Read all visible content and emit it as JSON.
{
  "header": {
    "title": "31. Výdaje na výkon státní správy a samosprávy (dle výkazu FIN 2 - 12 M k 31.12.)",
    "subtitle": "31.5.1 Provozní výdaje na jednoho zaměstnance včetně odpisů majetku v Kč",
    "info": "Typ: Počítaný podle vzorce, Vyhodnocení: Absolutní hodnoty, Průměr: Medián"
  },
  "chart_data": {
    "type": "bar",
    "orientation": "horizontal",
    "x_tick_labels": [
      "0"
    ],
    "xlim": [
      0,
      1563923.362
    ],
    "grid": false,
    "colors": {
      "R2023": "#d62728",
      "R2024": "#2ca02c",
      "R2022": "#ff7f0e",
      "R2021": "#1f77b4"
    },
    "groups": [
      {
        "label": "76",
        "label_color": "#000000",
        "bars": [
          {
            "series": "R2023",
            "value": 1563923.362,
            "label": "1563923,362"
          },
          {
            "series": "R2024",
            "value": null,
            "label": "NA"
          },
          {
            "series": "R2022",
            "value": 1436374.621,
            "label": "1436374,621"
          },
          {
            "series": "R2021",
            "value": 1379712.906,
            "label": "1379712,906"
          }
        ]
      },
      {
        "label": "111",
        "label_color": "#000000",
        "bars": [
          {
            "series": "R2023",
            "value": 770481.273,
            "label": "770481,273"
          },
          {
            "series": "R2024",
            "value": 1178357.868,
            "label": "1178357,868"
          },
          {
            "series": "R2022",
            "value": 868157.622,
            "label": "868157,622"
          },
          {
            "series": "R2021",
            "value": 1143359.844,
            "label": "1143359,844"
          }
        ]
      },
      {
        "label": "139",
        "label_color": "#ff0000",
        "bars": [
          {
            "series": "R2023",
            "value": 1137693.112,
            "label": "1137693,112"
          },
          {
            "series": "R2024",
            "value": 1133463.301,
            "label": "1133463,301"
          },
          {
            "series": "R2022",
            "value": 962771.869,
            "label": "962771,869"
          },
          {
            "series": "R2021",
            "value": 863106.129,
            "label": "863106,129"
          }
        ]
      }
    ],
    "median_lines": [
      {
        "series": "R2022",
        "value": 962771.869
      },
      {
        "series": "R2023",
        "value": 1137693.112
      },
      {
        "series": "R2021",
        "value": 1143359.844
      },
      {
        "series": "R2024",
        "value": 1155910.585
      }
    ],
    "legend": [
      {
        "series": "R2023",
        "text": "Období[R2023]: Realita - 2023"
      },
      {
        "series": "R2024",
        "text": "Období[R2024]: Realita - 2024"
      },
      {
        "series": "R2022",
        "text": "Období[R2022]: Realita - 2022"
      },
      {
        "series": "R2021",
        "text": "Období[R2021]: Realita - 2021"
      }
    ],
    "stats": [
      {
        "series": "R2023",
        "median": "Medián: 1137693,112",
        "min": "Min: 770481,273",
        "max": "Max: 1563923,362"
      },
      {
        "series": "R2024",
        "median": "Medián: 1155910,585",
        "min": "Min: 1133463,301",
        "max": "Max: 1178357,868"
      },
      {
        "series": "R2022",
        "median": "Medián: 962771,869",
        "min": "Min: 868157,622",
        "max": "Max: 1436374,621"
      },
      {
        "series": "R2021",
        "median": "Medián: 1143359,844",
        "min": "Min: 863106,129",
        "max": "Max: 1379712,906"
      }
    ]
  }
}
........
→ **What is being asked**:
List the lines that contain the word "Období".

→ **Response to the task**:
        "text": "Období[R2023]: Realita - 2023"
        "text": "Období[R2024]: Realita - 2024"
        "text": "Období[R2022]: Realita - 2022"
        "text": "Období[R2021]: Realita - 2021"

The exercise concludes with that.